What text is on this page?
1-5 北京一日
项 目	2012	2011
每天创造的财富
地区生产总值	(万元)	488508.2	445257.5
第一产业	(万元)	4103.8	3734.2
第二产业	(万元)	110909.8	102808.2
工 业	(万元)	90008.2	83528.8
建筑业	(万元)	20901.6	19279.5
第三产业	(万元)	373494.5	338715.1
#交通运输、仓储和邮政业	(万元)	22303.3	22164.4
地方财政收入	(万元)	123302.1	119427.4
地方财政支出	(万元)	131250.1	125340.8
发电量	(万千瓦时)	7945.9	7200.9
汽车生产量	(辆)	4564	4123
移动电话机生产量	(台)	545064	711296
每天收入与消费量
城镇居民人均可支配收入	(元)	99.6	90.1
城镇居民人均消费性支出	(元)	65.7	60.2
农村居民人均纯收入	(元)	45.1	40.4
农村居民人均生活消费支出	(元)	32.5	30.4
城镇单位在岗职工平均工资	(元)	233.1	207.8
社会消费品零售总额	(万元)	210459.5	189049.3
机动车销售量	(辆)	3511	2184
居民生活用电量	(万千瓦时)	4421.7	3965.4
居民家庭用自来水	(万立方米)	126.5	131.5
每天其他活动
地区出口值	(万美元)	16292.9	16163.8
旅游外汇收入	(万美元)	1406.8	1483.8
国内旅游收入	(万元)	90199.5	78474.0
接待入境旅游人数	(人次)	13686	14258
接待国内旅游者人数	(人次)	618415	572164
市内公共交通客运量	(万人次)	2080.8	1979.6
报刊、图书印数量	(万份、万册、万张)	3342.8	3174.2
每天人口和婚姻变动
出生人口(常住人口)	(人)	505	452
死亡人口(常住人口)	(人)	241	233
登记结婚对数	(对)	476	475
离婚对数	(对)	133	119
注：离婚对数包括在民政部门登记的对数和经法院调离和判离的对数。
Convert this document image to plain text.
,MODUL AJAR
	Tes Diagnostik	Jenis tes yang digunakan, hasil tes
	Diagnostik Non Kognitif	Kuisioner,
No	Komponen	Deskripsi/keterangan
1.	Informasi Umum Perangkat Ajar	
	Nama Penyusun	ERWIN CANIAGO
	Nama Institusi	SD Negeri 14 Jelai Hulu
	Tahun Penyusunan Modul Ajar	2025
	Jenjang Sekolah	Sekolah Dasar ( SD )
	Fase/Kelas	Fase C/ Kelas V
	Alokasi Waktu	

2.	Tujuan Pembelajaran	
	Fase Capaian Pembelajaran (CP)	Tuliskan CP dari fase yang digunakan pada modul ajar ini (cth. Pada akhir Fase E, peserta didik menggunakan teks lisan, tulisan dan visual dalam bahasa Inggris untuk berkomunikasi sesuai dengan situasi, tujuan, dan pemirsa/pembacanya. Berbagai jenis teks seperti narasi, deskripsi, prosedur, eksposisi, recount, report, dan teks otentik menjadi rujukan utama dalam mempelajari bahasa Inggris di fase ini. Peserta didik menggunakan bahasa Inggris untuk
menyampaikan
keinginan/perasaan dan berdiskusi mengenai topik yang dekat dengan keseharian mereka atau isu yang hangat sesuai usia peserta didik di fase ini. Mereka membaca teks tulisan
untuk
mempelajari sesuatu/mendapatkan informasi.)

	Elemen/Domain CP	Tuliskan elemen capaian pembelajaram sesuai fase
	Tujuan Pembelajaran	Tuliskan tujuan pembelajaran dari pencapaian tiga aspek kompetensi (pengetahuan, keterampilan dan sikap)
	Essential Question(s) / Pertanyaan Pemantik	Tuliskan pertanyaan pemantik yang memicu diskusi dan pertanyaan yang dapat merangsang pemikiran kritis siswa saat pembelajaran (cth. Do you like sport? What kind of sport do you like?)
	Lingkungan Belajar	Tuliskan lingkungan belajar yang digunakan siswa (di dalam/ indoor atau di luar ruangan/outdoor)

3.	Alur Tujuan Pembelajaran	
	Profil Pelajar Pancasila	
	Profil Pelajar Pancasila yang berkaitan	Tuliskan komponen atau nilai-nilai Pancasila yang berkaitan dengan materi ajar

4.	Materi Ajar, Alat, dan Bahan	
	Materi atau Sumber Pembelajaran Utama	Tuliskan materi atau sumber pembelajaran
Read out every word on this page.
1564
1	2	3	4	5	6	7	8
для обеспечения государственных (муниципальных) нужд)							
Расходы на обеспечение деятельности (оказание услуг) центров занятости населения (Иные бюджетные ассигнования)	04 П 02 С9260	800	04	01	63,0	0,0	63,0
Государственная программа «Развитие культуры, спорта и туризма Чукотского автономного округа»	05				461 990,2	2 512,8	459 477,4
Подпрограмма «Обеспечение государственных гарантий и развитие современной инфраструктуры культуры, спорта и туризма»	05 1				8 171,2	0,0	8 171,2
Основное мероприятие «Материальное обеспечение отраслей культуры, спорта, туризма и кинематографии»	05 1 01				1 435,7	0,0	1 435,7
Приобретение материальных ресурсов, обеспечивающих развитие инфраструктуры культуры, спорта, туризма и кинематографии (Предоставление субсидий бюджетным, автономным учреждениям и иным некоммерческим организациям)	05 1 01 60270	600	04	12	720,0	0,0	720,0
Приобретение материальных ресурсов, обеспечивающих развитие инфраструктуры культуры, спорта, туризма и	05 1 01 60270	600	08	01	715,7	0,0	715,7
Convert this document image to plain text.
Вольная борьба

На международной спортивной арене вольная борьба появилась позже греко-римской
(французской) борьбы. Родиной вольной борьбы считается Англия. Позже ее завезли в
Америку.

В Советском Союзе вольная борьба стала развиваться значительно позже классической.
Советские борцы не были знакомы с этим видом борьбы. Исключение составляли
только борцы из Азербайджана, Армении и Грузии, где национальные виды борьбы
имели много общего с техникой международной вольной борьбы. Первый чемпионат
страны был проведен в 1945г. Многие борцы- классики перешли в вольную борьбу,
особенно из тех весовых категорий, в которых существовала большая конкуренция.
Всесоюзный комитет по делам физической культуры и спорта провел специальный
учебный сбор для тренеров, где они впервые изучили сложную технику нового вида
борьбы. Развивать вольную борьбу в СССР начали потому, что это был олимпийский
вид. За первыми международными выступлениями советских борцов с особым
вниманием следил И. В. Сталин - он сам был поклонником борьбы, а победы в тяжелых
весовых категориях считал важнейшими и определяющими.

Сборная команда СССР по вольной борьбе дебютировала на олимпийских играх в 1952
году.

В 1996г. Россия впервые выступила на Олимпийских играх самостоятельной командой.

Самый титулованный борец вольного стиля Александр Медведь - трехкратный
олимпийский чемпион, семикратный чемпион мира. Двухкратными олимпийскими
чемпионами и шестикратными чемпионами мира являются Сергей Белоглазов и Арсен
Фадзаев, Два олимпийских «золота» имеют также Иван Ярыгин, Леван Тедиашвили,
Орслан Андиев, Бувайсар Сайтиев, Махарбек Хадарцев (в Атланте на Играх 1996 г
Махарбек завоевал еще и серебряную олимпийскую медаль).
---
» Direction: Every line holding "Diagnostik" should be copied out.

» Finished task:
	Tes Diagnostik	Jenis tes yang digunakan, hasil tes
	Diagnostik Non Kognitif	Kuisioner,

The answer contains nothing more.